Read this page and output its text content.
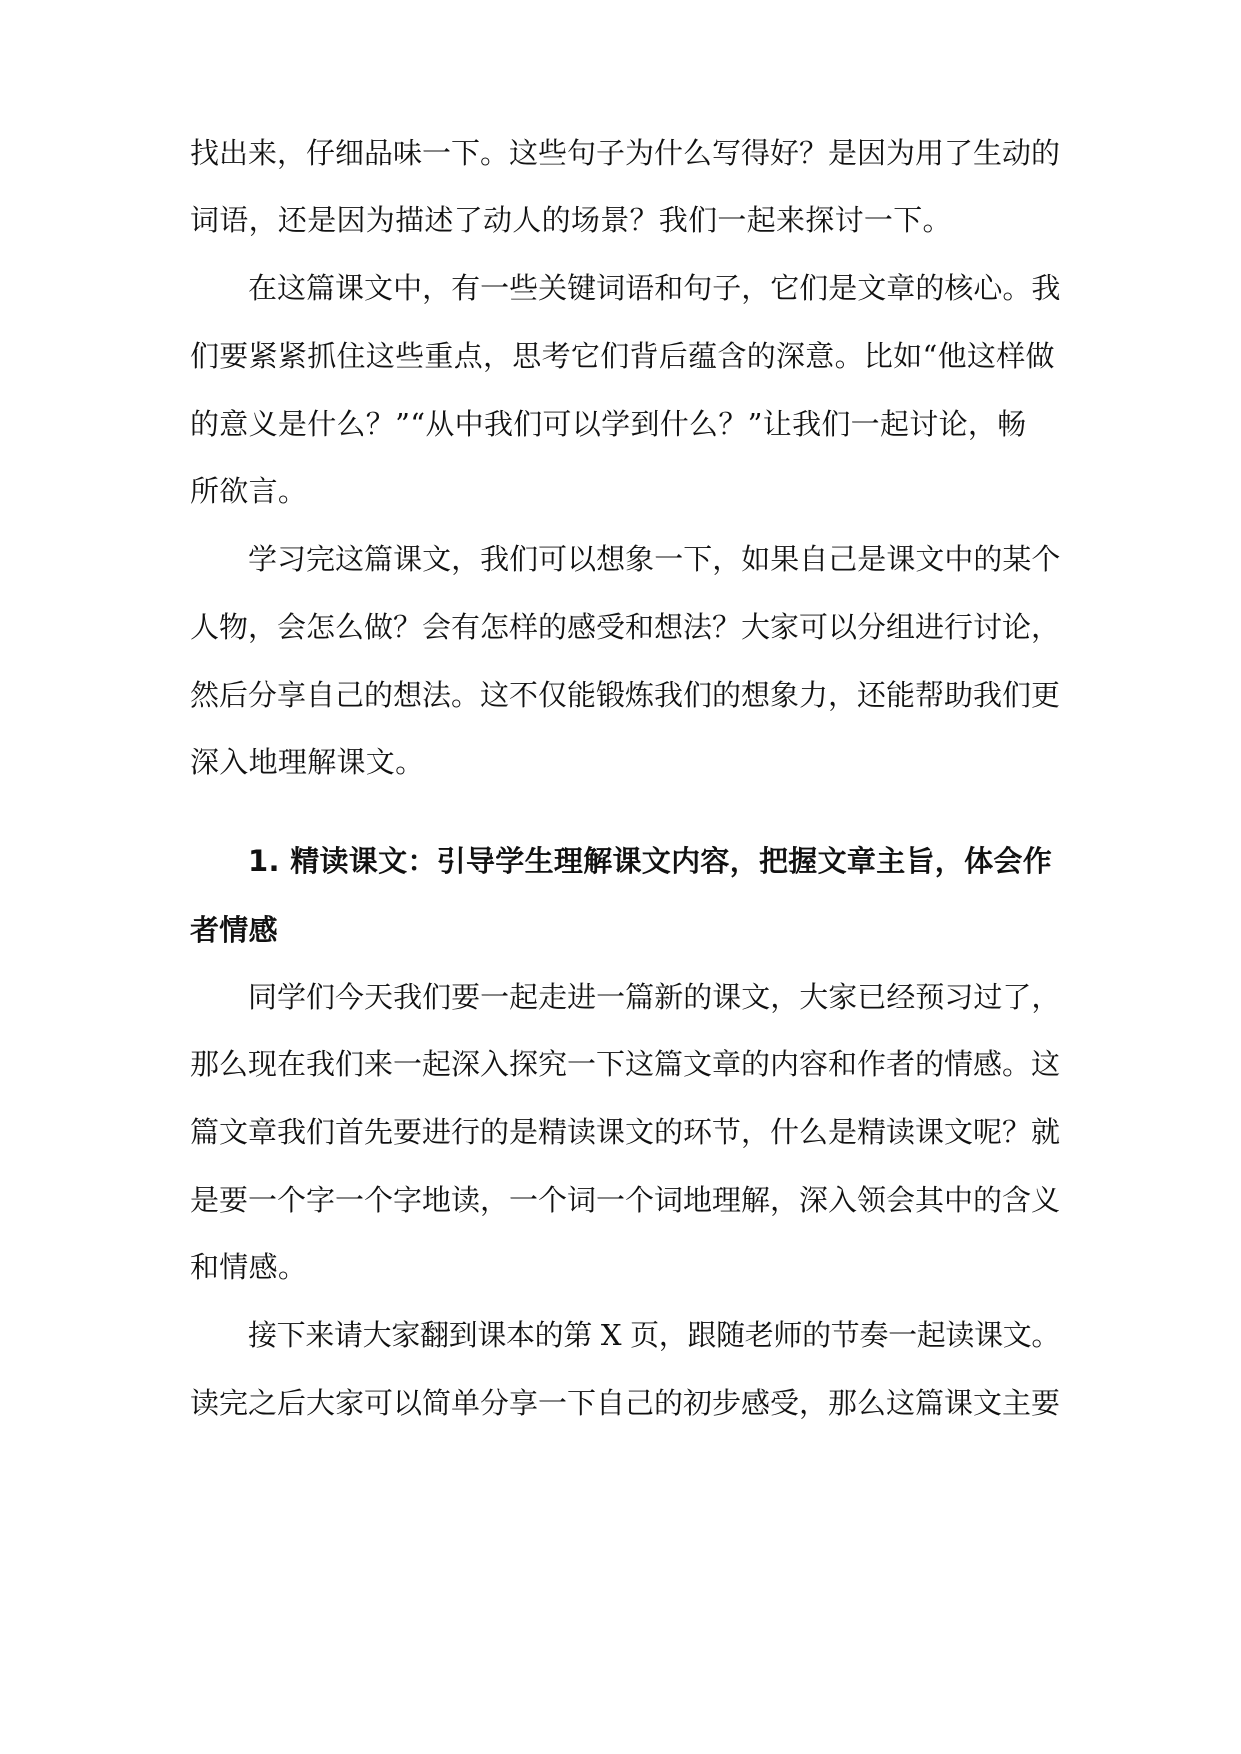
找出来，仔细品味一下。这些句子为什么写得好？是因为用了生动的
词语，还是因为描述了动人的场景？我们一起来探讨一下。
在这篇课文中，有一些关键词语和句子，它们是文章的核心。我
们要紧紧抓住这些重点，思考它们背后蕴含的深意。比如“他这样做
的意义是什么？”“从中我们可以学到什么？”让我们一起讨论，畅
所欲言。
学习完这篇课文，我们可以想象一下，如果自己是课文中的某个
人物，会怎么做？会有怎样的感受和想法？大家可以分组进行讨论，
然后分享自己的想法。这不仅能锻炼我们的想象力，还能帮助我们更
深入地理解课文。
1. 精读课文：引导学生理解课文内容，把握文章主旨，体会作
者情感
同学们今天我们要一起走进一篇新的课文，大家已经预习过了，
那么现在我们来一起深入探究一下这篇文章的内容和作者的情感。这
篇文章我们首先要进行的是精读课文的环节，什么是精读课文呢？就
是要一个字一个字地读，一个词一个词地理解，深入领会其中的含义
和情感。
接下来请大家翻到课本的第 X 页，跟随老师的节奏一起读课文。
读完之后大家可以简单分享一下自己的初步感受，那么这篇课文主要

***

-- What is being asked --
Without the pictures, transcribe the listing above exactly.

-- Answer in full --
Read this page and output its text content.
找出来，仔细品味一下。这些句子为什么写得好？是因为用了生动的
词语，还是因为描述了动人的场景？我们一起来探讨一下。
在这篇课文中，有一些关键词语和句子，它们是文章的核心。我
们要紧紧抓住这些重点，思考它们背后蕴含的深意。比如“他这样做
的意义是什么？”“从中我们可以学到什么？”让我们一起讨论，畅
所欲言。
学习完这篇课文，我们可以想象一下，如果自己是课文中的某个
人物，会怎么做？会有怎样的感受和想法？大家可以分组进行讨论，
然后分享自己的想法。这不仅能锻炼我们的想象力，还能帮助我们更
深入地理解课文。
1. 精读课文：引导学生理解课文内容，把握文章主旨，体会作
者情感
同学们今天我们要一起走进一篇新的课文，大家已经预习过了，
那么现在我们来一起深入探究一下这篇文章的内容和作者的情感。这
篇文章我们首先要进行的是精读课文的环节，什么是精读课文呢？就
是要一个字一个字地读，一个词一个词地理解，深入领会其中的含义
和情感。
接下来请大家翻到课本的第 X 页，跟随老师的节奏一起读课文。
读完之后大家可以简单分享一下自己的初步感受，那么这篇课文主要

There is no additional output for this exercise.